Given records:
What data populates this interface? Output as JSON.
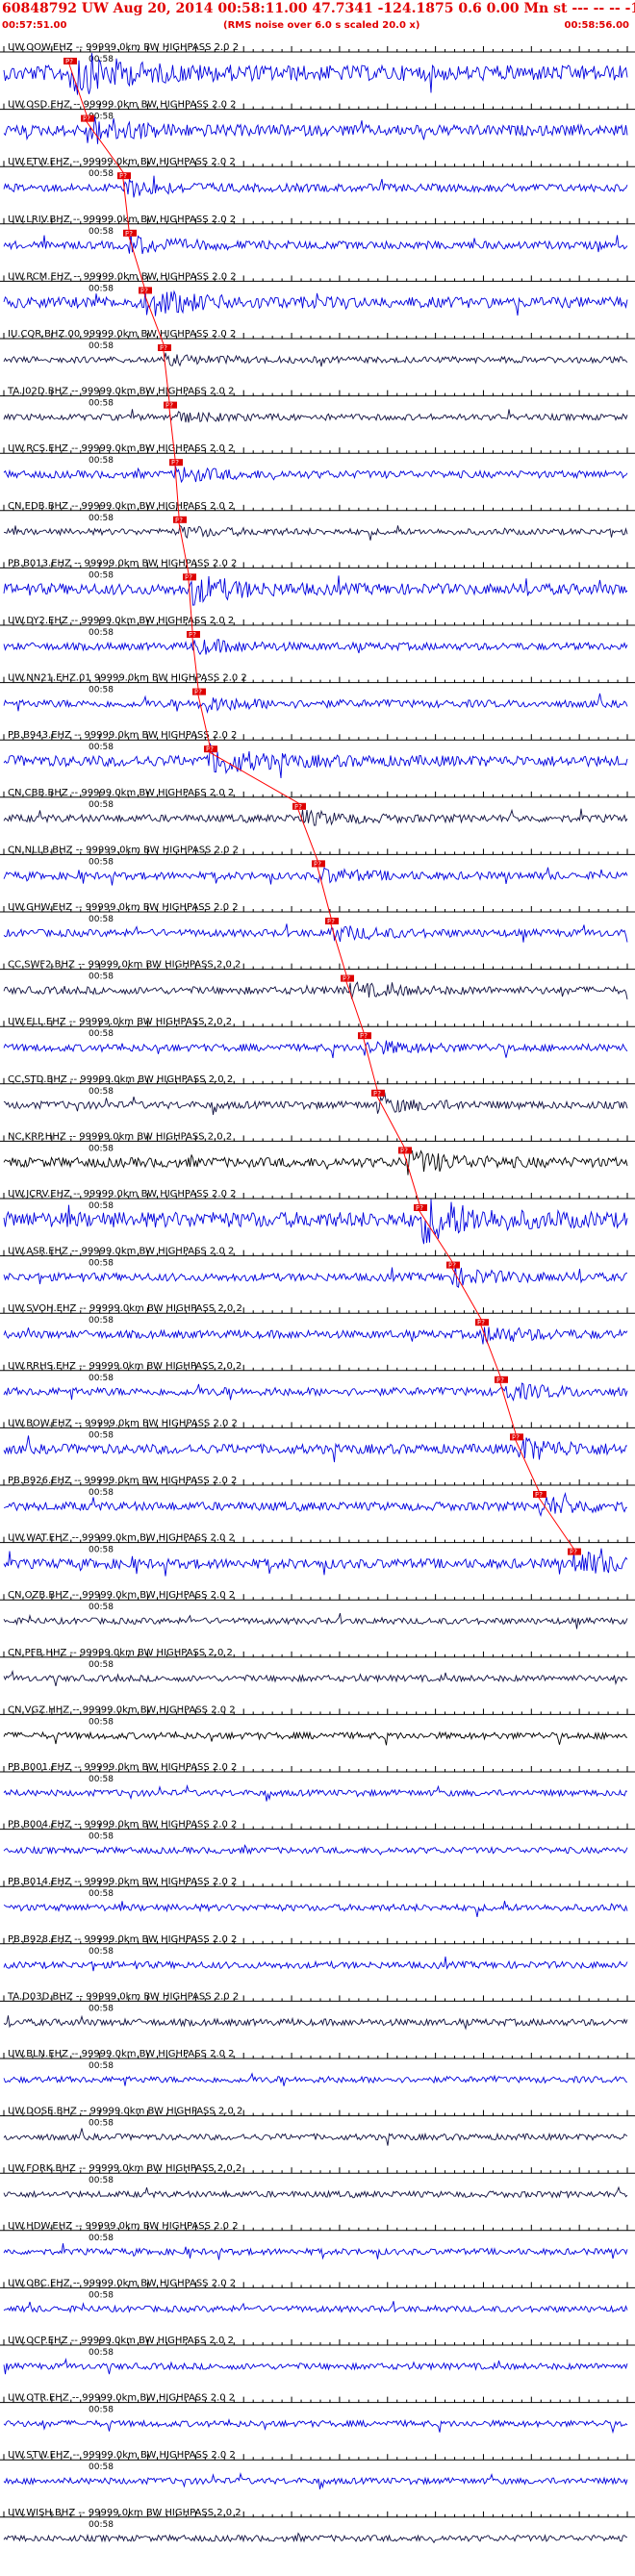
{
  "header": {
    "title": "60848792 UW Aug 20, 2014 00:58:11.00   47.7341 -124.1875  0.6 0.00 Mn st --- -- --  -1",
    "start_time": "00:57:51.00",
    "rms_note": "(RMS noise over 6.0 s scaled 20.0 x)",
    "end_time": "00:58:56.00"
  },
  "minute_mark": "00:58",
  "colors": {
    "header_text": "#e00000",
    "trace_blue": "#0000dd",
    "trace_black": "#000000",
    "trace_dark": "#101040",
    "pick_box": "#dd0000",
    "pick_line": "#ff0000"
  },
  "channels": [
    {
      "label": "UW.OOW.EHZ -- 99999.0km BW  HIGHPASS  2.0  2",
      "color": "blue",
      "energy": 1.0,
      "pick_text": "P?"
    },
    {
      "label": "UW.OSD.EHZ -- 99999.0km BW  HIGHPASS  2.0  2",
      "color": "blue",
      "energy": 0.6,
      "pick_text": "P?"
    },
    {
      "label": "UW.ETW.EHZ -- 99999.0km BW  HIGHPASS  2.0  2",
      "color": "blue",
      "energy": 0.35,
      "pick_text": "P?"
    },
    {
      "label": "UW.LRIV.BHZ -- 99999.0km BW  HIGHPASS  2.0  2",
      "color": "blue",
      "energy": 0.35,
      "pick_text": "P?"
    },
    {
      "label": "UW.RCM.EHZ -- 99999.0km BW  HIGHPASS  2.0  2",
      "color": "blue",
      "energy": 0.6,
      "pick_text": "P?"
    },
    {
      "label": "IU.COR.BHZ.00  99999.0km BW  HIGHPASS  2.0  2",
      "color": "dark",
      "energy": 0.2,
      "pick_text": "P?"
    },
    {
      "label": "TA.I02D.BHZ -- 99999.0km BW  HIGHPASS  2.0  2",
      "color": "dark",
      "energy": 0.2,
      "pick_text": "P?"
    },
    {
      "label": "UW.RCS.EHZ -- 99999.0km BW  HIGHPASS  2.0  2",
      "color": "blue",
      "energy": 0.3,
      "pick_text": "P?"
    },
    {
      "label": "CN.EDB.BHZ -- 99999.0km BW  HIGHPASS  2.0  2",
      "color": "dark",
      "energy": 0.2,
      "pick_text": "P?"
    },
    {
      "label": "PB.B013.EHZ -- 99999.0km BW  HIGHPASS  2.0  2",
      "color": "blue",
      "energy": 0.6,
      "pick_text": "P?"
    },
    {
      "label": "UW.DY2.EHZ -- 99999.0km BW  HIGHPASS  2.0  2",
      "color": "blue",
      "energy": 0.3,
      "pick_text": "P?"
    },
    {
      "label": "UW.NN21.EHZ.01  99999.0km BW  HIGHPASS  2.0  2",
      "color": "blue",
      "energy": 0.3,
      "pick_text": "P?"
    },
    {
      "label": "PB.B943.EHZ -- 99999.0km BW  HIGHPASS  2.0  2",
      "color": "blue",
      "energy": 0.6,
      "pick_text": "P?"
    },
    {
      "label": "CN.CBB.BHZ -- 99999.0km BW  HIGHPASS  2.0  2",
      "color": "dark",
      "energy": 0.3,
      "pick_text": "P?"
    },
    {
      "label": "CN.NLLB.BHZ -- 99999.0km BW  HIGHPASS  2.0  2",
      "color": "blue",
      "energy": 0.3,
      "pick_text": "P?"
    },
    {
      "label": "UW.GHW.EHZ -- 99999.0km BW  HIGHPASS  2.0  2",
      "color": "blue",
      "energy": 0.3,
      "pick_text": "P?"
    },
    {
      "label": "CC.SWF2.BHZ -- 99999.0km BW  HIGHPASS  2.0  2",
      "color": "dark",
      "energy": 0.3,
      "pick_text": "P?"
    },
    {
      "label": "UW.ELL.EHZ -- 99999.0km BW  HIGHPASS  2.0  2",
      "color": "blue",
      "energy": 0.3,
      "pick_text": "P?"
    },
    {
      "label": "CC.STD.BHZ -- 99999.0km BW  HIGHPASS  2.0  2",
      "color": "dark",
      "energy": 0.3,
      "pick_text": "P?"
    },
    {
      "label": "NC.KRP.HHZ -- 99999.0km BW  HIGHPASS  2.0  2",
      "color": "black",
      "energy": 0.5,
      "pick_text": "P?"
    },
    {
      "label": "UW.JCRV.EHZ -- 99999.0km BW  HIGHPASS  2.0  2",
      "color": "blue",
      "energy": 1.0,
      "pick_text": "P?"
    },
    {
      "label": "UW.ASR.EHZ -- 99999.0km BW  HIGHPASS  2.0  2",
      "color": "blue",
      "energy": 0.35,
      "pick_text": "P?"
    },
    {
      "label": "UW.SVOH.EHZ -- 99999.0km BW  HIGHPASS  2.0  2",
      "color": "blue",
      "energy": 0.35,
      "pick_text": "P?"
    },
    {
      "label": "UW.RRHS.EHZ -- 99999.0km BW  HIGHPASS  2.0  2",
      "color": "blue",
      "energy": 0.35,
      "pick_text": "P?"
    },
    {
      "label": "UW.BOW.EHZ -- 99999.0km BW  HIGHPASS  2.0  2",
      "color": "blue",
      "energy": 0.5,
      "pick_text": "P?"
    },
    {
      "label": "PB.B926.EHZ -- 99999.0km BW  HIGHPASS  2.0  2",
      "color": "blue",
      "energy": 0.4,
      "pick_text": "P?"
    },
    {
      "label": "UW.WAT.EHZ -- 99999.0km BW  HIGHPASS  2.0  2",
      "color": "blue",
      "energy": 0.5,
      "pick_text": "P?"
    },
    {
      "label": "CN.OZB.BHZ -- 99999.0km BW  HIGHPASS  2.0  2",
      "color": "dark",
      "energy": 0.2,
      "pick_text": ""
    },
    {
      "label": "CN.PFB.HHZ -- 99999.0km BW  HIGHPASS  2.0  2",
      "color": "dark",
      "energy": 0.2,
      "pick_text": ""
    },
    {
      "label": "CN.VGZ.HHZ -- 99999.0km BW  HIGHPASS  2.0  2",
      "color": "black",
      "energy": 0.25,
      "pick_text": ""
    },
    {
      "label": "PB.B001.EHZ -- 99999.0km BW  HIGHPASS  2.0  2",
      "color": "blue",
      "energy": 0.2,
      "pick_text": ""
    },
    {
      "label": "PB.B004.EHZ -- 99999.0km BW  HIGHPASS  2.0  2",
      "color": "blue",
      "energy": 0.2,
      "pick_text": ""
    },
    {
      "label": "PB.B014.EHZ -- 99999.0km BW  HIGHPASS  2.0  2",
      "color": "blue",
      "energy": 0.25,
      "pick_text": ""
    },
    {
      "label": "PB.B928.EHZ -- 99999.0km BW  HIGHPASS  2.0  2",
      "color": "blue",
      "energy": 0.25,
      "pick_text": ""
    },
    {
      "label": "TA.D03D.BHZ -- 99999.0km BW  HIGHPASS  2.0  2",
      "color": "dark",
      "energy": 0.25,
      "pick_text": ""
    },
    {
      "label": "UW.BLN.EHZ -- 99999.0km BW  HIGHPASS  2.0  2",
      "color": "blue",
      "energy": 0.2,
      "pick_text": ""
    },
    {
      "label": "UW.DOSE.BHZ -- 99999.0km BW  HIGHPASS  2.0  2",
      "color": "dark",
      "energy": 0.2,
      "pick_text": ""
    },
    {
      "label": "UW.FORK.BHZ -- 99999.0km BW  HIGHPASS  2.0  2",
      "color": "dark",
      "energy": 0.2,
      "pick_text": ""
    },
    {
      "label": "UW.HDW.EHZ -- 99999.0km BW  HIGHPASS  2.0  2",
      "color": "blue",
      "energy": 0.2,
      "pick_text": ""
    },
    {
      "label": "UW.OBC.EHZ -- 99999.0km BW  HIGHPASS  2.0  2",
      "color": "blue",
      "energy": 0.2,
      "pick_text": ""
    },
    {
      "label": "UW.OCP.EHZ -- 99999.0km BW  HIGHPASS  2.0  2",
      "color": "blue",
      "energy": 0.2,
      "pick_text": ""
    },
    {
      "label": "UW.OTR.EHZ -- 99999.0km BW  HIGHPASS  2.0  2",
      "color": "blue",
      "energy": 0.2,
      "pick_text": ""
    },
    {
      "label": "UW.STW.EHZ -- 99999.0km BW  HIGHPASS  2.0  2",
      "color": "blue",
      "energy": 0.2,
      "pick_text": ""
    },
    {
      "label": "UW.WISH.BHZ -- 99999.0km BW  HIGHPASS  2.0  2",
      "color": "dark",
      "energy": 0.2,
      "pick_text": ""
    }
  ]
}
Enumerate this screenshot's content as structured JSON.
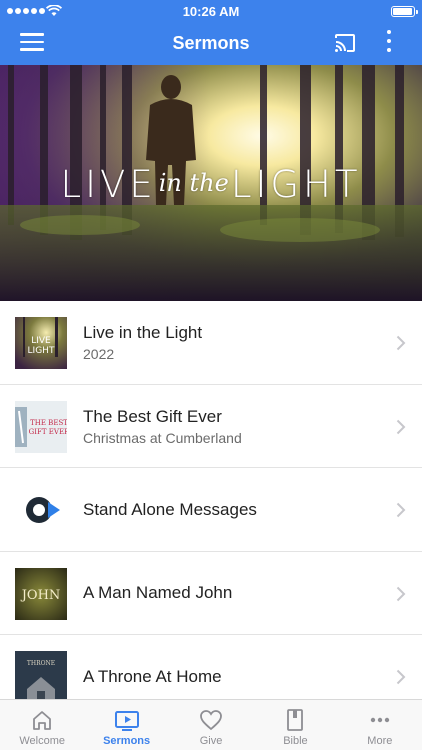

What the exercise asks: Copy out every line that includes the word "JSON".

Task output:
What data populates this interface? Output as JSON.
Enumerate this screenshot's content as structured JSON.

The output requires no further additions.